The Italian also added that he has no plans to meet with Chelsea and club owner Roman Abramovich.

SECRET MEETINGS ... Carlo Ancelotti
The AC Milan chief revealed he held TWO clandestine meetings with Abramovich last year. He admits he agreed to become Blues boss two months ago even though he has yet to sign a contract and hints he may STILL yet stay in Italy.
He also reveals how Abramovich says his side have 'no personality' and dreams of becoming like Manchester United, Liverpool or Milan.
The revelations will be hugely embarrassing for Russian billionaire Ambramovich, who fiercely guards his privacy. In his book Preferisco La Coppa, Ancelotti said: "The manager of Milan is on a secret mission. I am on my own like 007. Sat behind a driver with the face of a killer.
"I'm already in Paris going to Roman Abramovich, the owner of Chelsea - who's looking for a new manager. "We've already seen each other once, a couple of weeks ago. In Switzerland, in a big hotel in Geneva. I don't remember the name.
"Everything was organised by Charlie Stillitano, a friend from the US who works in football. He knows Peter Kenyon, the executive hand of Abramovich at Chelsea, who has expressed the wish to meet me.
"I was on holiday relaxing after the bitterness of failing to qualify for the Champions League with Milan. "Abramovich came after me, it's a good sign but how many bodyguards!
"They are the ones who accompanied me to the Big Chief and to Kenyon. Their team was completed by a lawyer and an interpreter.

§ Saved entries
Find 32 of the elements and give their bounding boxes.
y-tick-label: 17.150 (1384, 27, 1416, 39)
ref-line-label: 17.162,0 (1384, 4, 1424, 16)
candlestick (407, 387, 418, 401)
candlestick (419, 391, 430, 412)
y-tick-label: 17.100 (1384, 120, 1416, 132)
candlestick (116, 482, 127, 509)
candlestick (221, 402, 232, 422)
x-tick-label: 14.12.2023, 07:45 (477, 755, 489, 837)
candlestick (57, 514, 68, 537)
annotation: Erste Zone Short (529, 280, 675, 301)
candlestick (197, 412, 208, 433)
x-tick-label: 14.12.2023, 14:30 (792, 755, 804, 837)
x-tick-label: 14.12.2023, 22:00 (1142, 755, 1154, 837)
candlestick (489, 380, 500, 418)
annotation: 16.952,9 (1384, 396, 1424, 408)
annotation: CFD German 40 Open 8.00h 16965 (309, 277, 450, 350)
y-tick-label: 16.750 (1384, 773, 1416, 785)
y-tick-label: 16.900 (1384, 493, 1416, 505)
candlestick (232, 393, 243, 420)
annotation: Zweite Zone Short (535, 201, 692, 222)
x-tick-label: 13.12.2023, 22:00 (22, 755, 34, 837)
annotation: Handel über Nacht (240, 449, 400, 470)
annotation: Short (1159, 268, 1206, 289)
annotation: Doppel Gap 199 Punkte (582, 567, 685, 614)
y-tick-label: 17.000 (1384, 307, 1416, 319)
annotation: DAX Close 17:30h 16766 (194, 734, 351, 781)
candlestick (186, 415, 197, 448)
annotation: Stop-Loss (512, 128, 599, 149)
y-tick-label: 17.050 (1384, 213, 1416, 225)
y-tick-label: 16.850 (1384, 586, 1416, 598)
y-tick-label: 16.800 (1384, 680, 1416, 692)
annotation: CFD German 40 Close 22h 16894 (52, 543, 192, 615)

§ TASK PROMPT
From the Ancelotti article above, extract everything from "SECRET MEETINGS ..." down to "of a killer.".

§ EXERCISE ANSWER
SECRET MEETINGS ... Carlo Ancelotti
The AC Milan chief revealed he held TWO clandestine meetings with Abramovich last year. He admits he agreed to become Blues boss two months ago even though he has yet to sign a contract and hints he may STILL yet stay in Italy.
He also reveals how Abramovich says his side have 'no personality' and dreams of becoming like Manchester United, Liverpool or Milan.
The revelations will be hugely embarrassing for Russian billionaire Ambramovich, who fiercely guards his privacy. In his book Preferisco La Coppa, Ancelotti said: "The manager of Milan is on a secret mission. I am on my own like 007. Sat behind a driver with the face of a killer.